Problem to solve = Will you give the material below again, every line exactly as it is?

Data listing =
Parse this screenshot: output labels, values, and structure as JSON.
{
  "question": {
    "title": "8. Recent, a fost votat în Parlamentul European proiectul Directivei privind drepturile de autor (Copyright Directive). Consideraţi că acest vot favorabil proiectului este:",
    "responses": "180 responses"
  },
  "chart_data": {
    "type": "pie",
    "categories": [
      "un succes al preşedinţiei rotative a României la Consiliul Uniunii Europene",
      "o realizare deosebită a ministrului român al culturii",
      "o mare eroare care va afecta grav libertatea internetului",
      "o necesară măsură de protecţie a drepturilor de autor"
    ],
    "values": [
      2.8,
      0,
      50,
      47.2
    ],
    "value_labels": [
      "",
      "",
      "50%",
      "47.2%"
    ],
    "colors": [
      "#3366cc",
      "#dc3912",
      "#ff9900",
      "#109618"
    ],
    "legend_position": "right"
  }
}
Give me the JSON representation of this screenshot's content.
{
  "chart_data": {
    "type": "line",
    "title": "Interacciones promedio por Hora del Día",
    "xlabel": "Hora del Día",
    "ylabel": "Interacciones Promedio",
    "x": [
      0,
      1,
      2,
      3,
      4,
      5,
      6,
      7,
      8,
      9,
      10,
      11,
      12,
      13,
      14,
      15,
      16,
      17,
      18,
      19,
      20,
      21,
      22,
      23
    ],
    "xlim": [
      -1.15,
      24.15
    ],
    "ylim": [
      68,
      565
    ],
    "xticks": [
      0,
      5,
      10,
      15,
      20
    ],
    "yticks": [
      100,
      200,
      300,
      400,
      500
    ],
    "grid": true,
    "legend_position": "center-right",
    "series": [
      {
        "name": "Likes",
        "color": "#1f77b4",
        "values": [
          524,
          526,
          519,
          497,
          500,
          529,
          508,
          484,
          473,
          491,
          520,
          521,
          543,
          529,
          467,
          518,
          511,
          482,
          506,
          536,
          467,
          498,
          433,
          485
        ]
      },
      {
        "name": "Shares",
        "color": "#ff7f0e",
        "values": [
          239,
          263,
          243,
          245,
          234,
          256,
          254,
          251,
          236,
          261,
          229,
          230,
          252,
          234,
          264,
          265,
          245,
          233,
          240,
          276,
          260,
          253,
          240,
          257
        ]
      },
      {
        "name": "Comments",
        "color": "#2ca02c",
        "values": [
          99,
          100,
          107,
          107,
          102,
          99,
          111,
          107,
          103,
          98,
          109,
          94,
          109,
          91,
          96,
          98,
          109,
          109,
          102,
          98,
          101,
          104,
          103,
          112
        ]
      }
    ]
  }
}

Result =
Parse this screenshot: output labels, values, and structure as JSON.
{
  "question": {
    "title": "8. Recent, a fost votat în Parlamentul European proiectul Directivei privind drepturile de autor (Copyright Directive). Consideraţi că acest vot favorabil proiectului este:",
    "responses": "180 responses"
  },
  "chart_data": {
    "type": "pie",
    "categories": [
      "un succes al preşedinţiei rotative a României la Consiliul Uniunii Europene",
      "o realizare deosebită a ministrului român al culturii",
      "o mare eroare care va afecta grav libertatea internetului",
      "o necesară măsură de protecţie a drepturilor de autor"
    ],
    "values": [
      2.8,
      0,
      50,
      47.2
    ],
    "value_labels": [
      "",
      "",
      "50%",
      "47.2%"
    ],
    "colors": [
      "#3366cc",
      "#dc3912",
      "#ff9900",
      "#109618"
    ],
    "legend_position": "right"
  }
}
Give me the JSON representation of this screenshot's content.
{
  "chart_data": {
    "type": "line",
    "title": "Interacciones promedio por Hora del Día",
    "xlabel": "Hora del Día",
    "ylabel": "Interacciones Promedio",
    "x": [
      0,
      1,
      2,
      3,
      4,
      5,
      6,
      7,
      8,
      9,
      10,
      11,
      12,
      13,
      14,
      15,
      16,
      17,
      18,
      19,
      20,
      21,
      22,
      23
    ],
    "xlim": [
      -1.15,
      24.15
    ],
    "ylim": [
      68,
      565
    ],
    "xticks": [
      0,
      5,
      10,
      15,
      20
    ],
    "yticks": [
      100,
      200,
      300,
      400,
      500
    ],
    "grid": true,
    "legend_position": "center-right",
    "series": [
      {
        "name": "Likes",
        "color": "#1f77b4",
        "values": [
          524,
          526,
          519,
          497,
          500,
          529,
          508,
          484,
          473,
          491,
          520,
          521,
          543,
          529,
          467,
          518,
          511,
          482,
          506,
          536,
          467,
          498,
          433,
          485
        ]
      },
      {
        "name": "Shares",
        "color": "#ff7f0e",
        "values": [
          239,
          263,
          243,
          245,
          234,
          256,
          254,
          251,
          236,
          261,
          229,
          230,
          252,
          234,
          264,
          265,
          245,
          233,
          240,
          276,
          260,
          253,
          240,
          257
        ]
      },
      {
        "name": "Comments",
        "color": "#2ca02c",
        "values": [
          99,
          100,
          107,
          107,
          102,
          99,
          111,
          107,
          103,
          98,
          109,
          94,
          109,
          91,
          96,
          98,
          109,
          109,
          102,
          98,
          101,
          104,
          103,
          112
        ]
      }
    ]
  }
}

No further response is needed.